Written request
Edit the lines of the records below by replacing "divider" with "separator" and leaving everything else as it is. Omit the pictures from your answer.

#### Exercise materials

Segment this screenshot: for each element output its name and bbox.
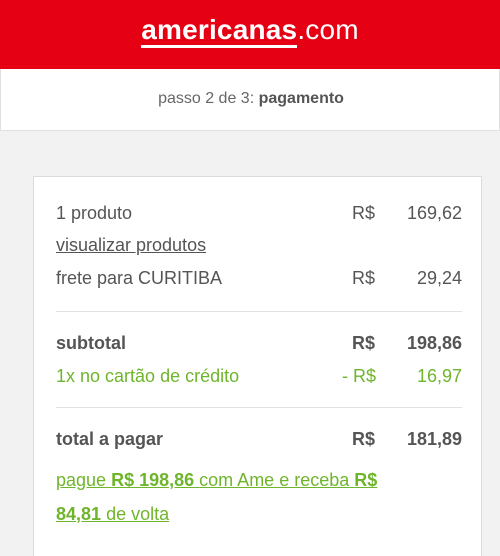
shipping-label: frete para CURITIBA: [56, 268, 223, 288]
divider: [56, 407, 462, 408]
step-name: pagamento: [258, 90, 344, 107]
products-amount: 169,62: [406, 203, 462, 223]
discount-currency: - R$: [342, 366, 377, 386]
discount-amount: 16,97: [416, 366, 462, 386]
total-amount: 181,89: [406, 429, 462, 449]
view-products-link[interactable]: visualizar produtos: [56, 235, 206, 256]
app-header: americanas.com: [0, 0, 500, 69]
subtotal-label: subtotal: [56, 333, 126, 353]
checkout-step-bar: passo 2 de 3: pagamento: [0, 69, 500, 131]
logo-tld: .com: [297, 14, 359, 45]
step-indicator: passo 2 de 3: pagamento: [1, 90, 500, 108]
discount-label: 1x no cartão de crédito: [56, 366, 240, 386]
promo-cashback-currency: R$: [354, 470, 378, 490]
total-currency: R$: [352, 429, 376, 449]
total-label: total a pagar: [56, 429, 164, 449]
promo-text: com Ame e receba: [199, 470, 350, 490]
shipping-amount: 29,24: [416, 268, 462, 288]
step-prefix: passo 2 de 3:: [158, 90, 255, 107]
americanas-logo[interactable]: americanas.com: [0, 14, 500, 48]
promo-text: pague: [56, 470, 107, 490]
order-summary-card: 1 produto R$ 169,62 visualizar produtos …: [33, 176, 482, 556]
promo-amount-pay: R$ 198,86: [111, 470, 195, 490]
promo-cashback-amount: 84,81: [56, 504, 102, 524]
divider: [56, 311, 462, 312]
products-currency: R$: [352, 203, 376, 223]
subtotal-amount: 198,86: [406, 333, 462, 353]
subtotal-currency: R$: [352, 333, 376, 353]
promo-text: de volta: [106, 504, 170, 524]
logo-brand: americanas: [141, 14, 298, 48]
shipping-currency: R$: [352, 268, 376, 288]
products-label: 1 produto: [56, 203, 133, 223]
ame-cashback-promo-link[interactable]: pague R$ 198,86 com Ame e receba R$ 84,8…: [56, 463, 456, 531]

########

Full response
Segment this screenshot: for each element output its name and bbox.
shipping-label: frete para CURITIBA: [56, 268, 223, 288]
separator: [56, 407, 462, 408]
step-name: pagamento: [258, 90, 344, 107]
products-amount: 169,62: [406, 203, 462, 223]
discount-currency: - R$: [342, 366, 377, 386]
discount-amount: 16,97: [416, 366, 462, 386]
total-amount: 181,89: [406, 429, 462, 449]
view-products-link[interactable]: visualizar produtos: [56, 235, 206, 256]
app-header: americanas.com: [0, 0, 500, 69]
subtotal-label: subtotal: [56, 333, 126, 353]
checkout-step-bar: passo 2 de 3: pagamento: [0, 69, 500, 131]
logo-tld: .com: [297, 14, 359, 45]
step-indicator: passo 2 de 3: pagamento: [1, 90, 500, 108]
discount-label: 1x no cartão de crédito: [56, 366, 240, 386]
promo-cashback-currency: R$: [354, 470, 378, 490]
total-currency: R$: [352, 429, 376, 449]
total-label: total a pagar: [56, 429, 164, 449]
promo-text: com Ame e receba: [199, 470, 350, 490]
shipping-amount: 29,24: [416, 268, 462, 288]
step-prefix: passo 2 de 3:: [158, 90, 255, 107]
americanas-logo[interactable]: americanas.com: [0, 14, 500, 48]
promo-text: pague: [56, 470, 107, 490]
order-summary-card: 1 produto R$ 169,62 visualizar produtos …: [33, 176, 482, 556]
promo-amount-pay: R$ 198,86: [111, 470, 195, 490]
promo-cashback-amount: 84,81: [56, 504, 102, 524]
separator: [56, 311, 462, 312]
products-currency: R$: [352, 203, 376, 223]
subtotal-amount: 198,86: [406, 333, 462, 353]
subtotal-currency: R$: [352, 333, 376, 353]
promo-text: de volta: [106, 504, 170, 524]
logo-brand: americanas: [141, 14, 298, 48]
shipping-currency: R$: [352, 268, 376, 288]
products-label: 1 produto: [56, 203, 133, 223]
ame-cashback-promo-link[interactable]: pague R$ 198,86 com Ame e receba R$ 84,8…: [56, 463, 456, 531]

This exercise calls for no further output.